PASSAGE ->
──────────────────────────────
This is a great climb immediately to the right of Solar Panel. Start up an easy face, to a prominent thin crack which takes TCUs. Above this crack, you will see a roof with one bolt on it. I gave it an S rating, as the pro between these two points is hard to come by, besides a few tricky nut placements. Above the roof the climbing eases to a two-bolt anchor.


Wires to #4 Friend.


It's only 5.8 but more serious than the Golden Cliffs standard -- be careful if this is your limit. The moves felt more "trad-like" than typical GC edging, too. All of which makes this a good small adventure. Apr 6, 2002
Guy H.
──────────────────────────────
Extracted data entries
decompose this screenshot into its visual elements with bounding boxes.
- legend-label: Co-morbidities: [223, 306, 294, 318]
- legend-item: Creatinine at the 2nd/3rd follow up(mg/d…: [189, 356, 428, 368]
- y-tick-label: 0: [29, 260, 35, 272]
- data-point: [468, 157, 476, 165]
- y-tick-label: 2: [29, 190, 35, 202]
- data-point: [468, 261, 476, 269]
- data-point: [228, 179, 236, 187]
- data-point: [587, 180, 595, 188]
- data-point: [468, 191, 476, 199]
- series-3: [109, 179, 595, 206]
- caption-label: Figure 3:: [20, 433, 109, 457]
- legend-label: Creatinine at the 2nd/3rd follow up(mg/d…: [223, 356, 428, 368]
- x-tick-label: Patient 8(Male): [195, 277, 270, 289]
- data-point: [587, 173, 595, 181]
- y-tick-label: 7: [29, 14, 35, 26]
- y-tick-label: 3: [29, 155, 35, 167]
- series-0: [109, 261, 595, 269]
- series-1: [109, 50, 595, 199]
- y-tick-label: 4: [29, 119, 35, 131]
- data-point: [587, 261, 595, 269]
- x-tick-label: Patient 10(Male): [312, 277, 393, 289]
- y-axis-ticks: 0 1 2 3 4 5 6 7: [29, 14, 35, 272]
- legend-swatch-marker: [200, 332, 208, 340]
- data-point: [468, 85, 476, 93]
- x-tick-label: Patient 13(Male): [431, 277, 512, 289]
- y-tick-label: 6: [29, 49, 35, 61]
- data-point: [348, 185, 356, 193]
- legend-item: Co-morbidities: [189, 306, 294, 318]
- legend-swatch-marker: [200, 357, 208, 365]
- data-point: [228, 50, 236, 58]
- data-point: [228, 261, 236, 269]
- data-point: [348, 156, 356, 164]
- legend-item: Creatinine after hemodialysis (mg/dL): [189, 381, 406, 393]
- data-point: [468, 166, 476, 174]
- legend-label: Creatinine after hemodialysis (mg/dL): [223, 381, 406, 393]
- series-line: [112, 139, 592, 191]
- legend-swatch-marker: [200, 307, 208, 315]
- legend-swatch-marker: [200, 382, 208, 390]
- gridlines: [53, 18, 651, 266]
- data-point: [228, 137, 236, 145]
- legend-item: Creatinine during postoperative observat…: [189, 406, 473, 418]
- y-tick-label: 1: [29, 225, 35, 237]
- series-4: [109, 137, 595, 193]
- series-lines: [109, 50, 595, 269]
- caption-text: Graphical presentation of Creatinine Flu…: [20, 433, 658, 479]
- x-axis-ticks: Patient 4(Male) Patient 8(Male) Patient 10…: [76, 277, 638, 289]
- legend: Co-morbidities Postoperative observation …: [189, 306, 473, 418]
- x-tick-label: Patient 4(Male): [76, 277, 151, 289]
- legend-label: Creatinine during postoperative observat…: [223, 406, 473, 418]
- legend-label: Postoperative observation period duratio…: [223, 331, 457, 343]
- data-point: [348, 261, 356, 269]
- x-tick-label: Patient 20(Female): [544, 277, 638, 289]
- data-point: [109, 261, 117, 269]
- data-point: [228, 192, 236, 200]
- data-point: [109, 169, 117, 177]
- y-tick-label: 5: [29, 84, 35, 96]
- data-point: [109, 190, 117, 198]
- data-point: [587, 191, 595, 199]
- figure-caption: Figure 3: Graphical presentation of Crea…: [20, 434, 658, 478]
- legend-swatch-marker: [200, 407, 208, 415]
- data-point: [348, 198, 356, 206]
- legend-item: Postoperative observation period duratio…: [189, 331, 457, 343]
──────────────────────────────
WHAT TO WORK ON ->
**1)** Decide whether each statement agrees with the route description, answering yes or no and quoting the words that settle it: (a) The climb lies immediately to the left of Solar Panel. (b) The roof carries a single bolt. (c) The anchor above the roof has three bolts.
**2)** Please answer these questions from the route description, one per line:
(a) What protection does the prominent thin crack take?
(b) What grade is the climb given?
(c) What range of gear is listed for the route?
**3)** Using the route description, explain why the climb was given an S rating.
These rows have nothing to do with the route description.

SOLUTIONS BELOW ->
**1)**
(a) No: "immediately to the right of Solar Panel"
(b) Yes: "a roof with one bolt on it"
(c) No: "a two-bolt anchor"

**2)**
(a) TCUs
(b) 5.8
(c) Wires to #4 Friend

**3)** It was given an S rating because protection is hard to come by between the thin crack and the roof with the bolt. Apart from a few tricky nut placements, that stretch offers little protection.